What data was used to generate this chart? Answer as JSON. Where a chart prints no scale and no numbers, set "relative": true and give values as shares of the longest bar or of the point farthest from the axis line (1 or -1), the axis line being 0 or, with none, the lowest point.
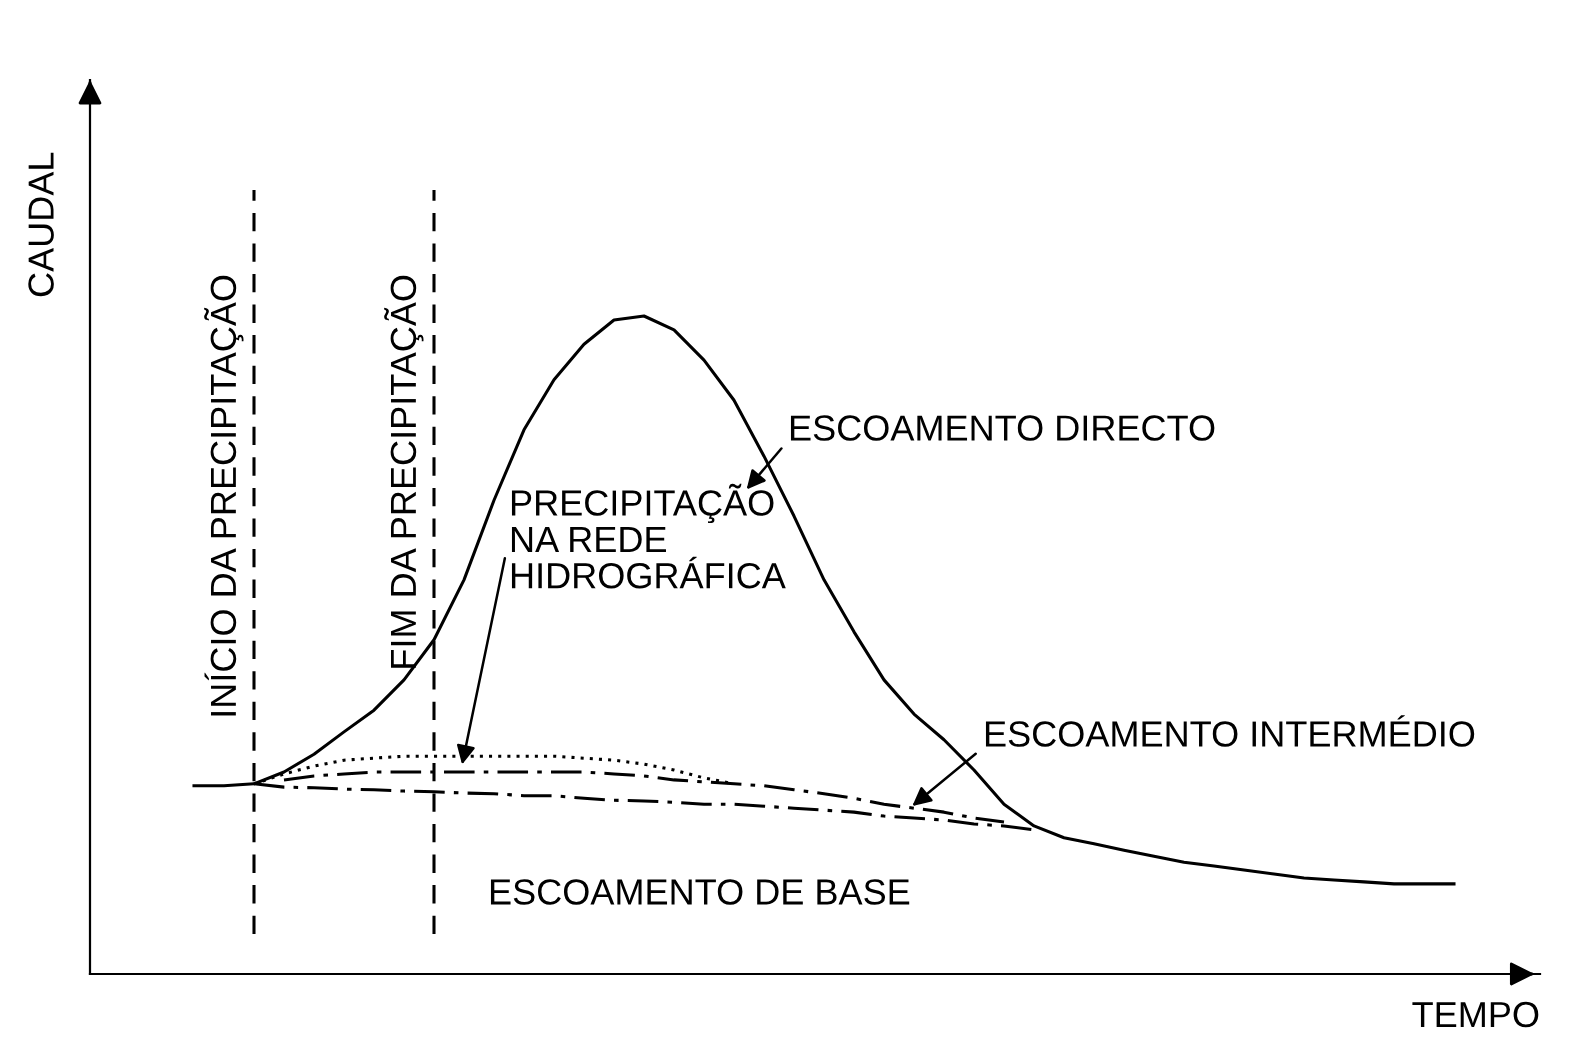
{
  "chart_data": {
    "type": "line",
    "relative": true,
    "xlabel": "TEMPO",
    "ylabel": "CAUDAL",
    "marker": "none",
    "categories": [
      null,
      null,
      null,
      null,
      null,
      null,
      null,
      null,
      null,
      null,
      null,
      null,
      null,
      null,
      null,
      null,
      null,
      null,
      null,
      null,
      null,
      null,
      null,
      null,
      null,
      null,
      null,
      null,
      null,
      null,
      null,
      null,
      null,
      null,
      null,
      null,
      null,
      null,
      null,
      null,
      null,
      null,
      null
    ],
    "series": [
      {
        "color": "#000000",
        "line_style": "solid",
        "values": [
          0.286,
          0.286,
          0.289,
          0.307,
          0.334,
          0.368,
          0.401,
          0.447,
          0.508,
          0.599,
          0.72,
          0.827,
          0.903,
          0.957,
          0.994,
          1.0,
          0.979,
          0.933,
          0.872,
          0.787,
          0.696,
          0.599,
          0.52,
          0.447,
          0.395,
          0.356,
          0.31,
          0.258,
          0.225,
          0.207,
          0.198,
          0.188,
          0.179,
          0.17,
          0.164,
          0.158,
          0.152,
          0.146,
          0.143,
          0.14,
          0.137,
          0.137,
          0.137
        ]
      },
      {
        "color": "#000000",
        "line_style": "dotted",
        "values": [
          null,
          null,
          0.289,
          0.304,
          0.316,
          0.325,
          0.328,
          0.331,
          0.331,
          0.331,
          0.331,
          0.331,
          0.331,
          0.328,
          0.325,
          0.319,
          0.31,
          0.298,
          0.289,
          null,
          null,
          null,
          null,
          null,
          null,
          null,
          null,
          null,
          null,
          null,
          null,
          null,
          null,
          null,
          null,
          null,
          null,
          null,
          null,
          null,
          null,
          null,
          null
        ]
      },
      {
        "color": "#000000",
        "line_style": "dashdot",
        "values": [
          null,
          null,
          null,
          0.295,
          0.301,
          0.304,
          0.307,
          0.307,
          0.307,
          0.307,
          0.307,
          0.307,
          0.307,
          0.307,
          0.304,
          0.301,
          0.295,
          0.292,
          0.289,
          0.286,
          0.28,
          0.274,
          0.267,
          0.258,
          0.252,
          0.246,
          0.237,
          0.231,
          null,
          null,
          null,
          null,
          null,
          null,
          null,
          null,
          null,
          null,
          null,
          null,
          null,
          null,
          null
        ]
      },
      {
        "color": "#000000",
        "line_style": "dashdot",
        "values": [
          null,
          null,
          0.289,
          0.284,
          0.283,
          0.281,
          0.28,
          0.278,
          0.277,
          0.275,
          0.274,
          0.271,
          0.271,
          0.267,
          0.264,
          0.263,
          0.261,
          0.258,
          0.258,
          0.255,
          0.252,
          0.249,
          0.246,
          0.24,
          0.237,
          0.234,
          0.228,
          0.225,
          0.219,
          null,
          null,
          null,
          null,
          null,
          null,
          null,
          null,
          null,
          null,
          null,
          null,
          null,
          null
        ]
      }
    ],
    "annotations": [
      "INÍCIO DA PRECIPITAÇÃO",
      "FIM DA PRECIPITAÇÃO",
      "ESCOAMENTO DIRECTO",
      "PRECIPITAÇÃO\nNA REDE\nHIDROGRÁFICA",
      "ESCOAMENTO INTERMÉDIO",
      "ESCOAMENTO DE BASE"
    ]
  }
}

§ §

The data should be printed again unchanged; leave its pictures out.

SOLUTION TO THIS PROBLEM
What data was used to generate this chart? Answer as JSON. Where a chart prints no scale and no numbers, set "relative": true and give values as shares of the longest bar or of the point farthest from the axis line (1 or -1), the axis line being 0 or, with none, the lowest point.
{
  "chart_data": {
    "type": "line",
    "relative": true,
    "xlabel": "TEMPO",
    "ylabel": "CAUDAL",
    "marker": "none",
    "categories": [
      null,
      null,
      null,
      null,
      null,
      null,
      null,
      null,
      null,
      null,
      null,
      null,
      null,
      null,
      null,
      null,
      null,
      null,
      null,
      null,
      null,
      null,
      null,
      null,
      null,
      null,
      null,
      null,
      null,
      null,
      null,
      null,
      null,
      null,
      null,
      null,
      null,
      null,
      null,
      null,
      null,
      null,
      null
    ],
    "series": [
      {
        "color": "#000000",
        "line_style": "solid",
        "values": [
          0.286,
          0.286,
          0.289,
          0.307,
          0.334,
          0.368,
          0.401,
          0.447,
          0.508,
          0.599,
          0.72,
          0.827,
          0.903,
          0.957,
          0.994,
          1.0,
          0.979,
          0.933,
          0.872,
          0.787,
          0.696,
          0.599,
          0.52,
          0.447,
          0.395,
          0.356,
          0.31,
          0.258,
          0.225,
          0.207,
          0.198,
          0.188,
          0.179,
          0.17,
          0.164,
          0.158,
          0.152,
          0.146,
          0.143,
          0.14,
          0.137,
          0.137,
          0.137
        ]
      },
      {
        "color": "#000000",
        "line_style": "dotted",
        "values": [
          null,
          null,
          0.289,
          0.304,
          0.316,
          0.325,
          0.328,
          0.331,
          0.331,
          0.331,
          0.331,
          0.331,
          0.331,
          0.328,
          0.325,
          0.319,
          0.31,
          0.298,
          0.289,
          null,
          null,
          null,
          null,
          null,
          null,
          null,
          null,
          null,
          null,
          null,
          null,
          null,
          null,
          null,
          null,
          null,
          null,
          null,
          null,
          null,
          null,
          null,
          null
        ]
      },
      {
        "color": "#000000",
        "line_style": "dashdot",
        "values": [
          null,
          null,
          null,
          0.295,
          0.301,
          0.304,
          0.307,
          0.307,
          0.307,
          0.307,
          0.307,
          0.307,
          0.307,
          0.307,
          0.304,
          0.301,
          0.295,
          0.292,
          0.289,
          0.286,
          0.28,
          0.274,
          0.267,
          0.258,
          0.252,
          0.246,
          0.237,
          0.231,
          null,
          null,
          null,
          null,
          null,
          null,
          null,
          null,
          null,
          null,
          null,
          null,
          null,
          null,
          null
        ]
      },
      {
        "color": "#000000",
        "line_style": "dashdot",
        "values": [
          null,
          null,
          0.289,
          0.284,
          0.283,
          0.281,
          0.28,
          0.278,
          0.277,
          0.275,
          0.274,
          0.271,
          0.271,
          0.267,
          0.264,
          0.263,
          0.261,
          0.258,
          0.258,
          0.255,
          0.252,
          0.249,
          0.246,
          0.24,
          0.237,
          0.234,
          0.228,
          0.225,
          0.219,
          null,
          null,
          null,
          null,
          null,
          null,
          null,
          null,
          null,
          null,
          null,
          null,
          null,
          null
        ]
      }
    ],
    "annotations": [
      "INÍCIO DA PRECIPITAÇÃO",
      "FIM DA PRECIPITAÇÃO",
      "ESCOAMENTO DIRECTO",
      "PRECIPITAÇÃO\nNA REDE\nHIDROGRÁFICA",
      "ESCOAMENTO INTERMÉDIO",
      "ESCOAMENTO DE BASE"
    ]
  }
}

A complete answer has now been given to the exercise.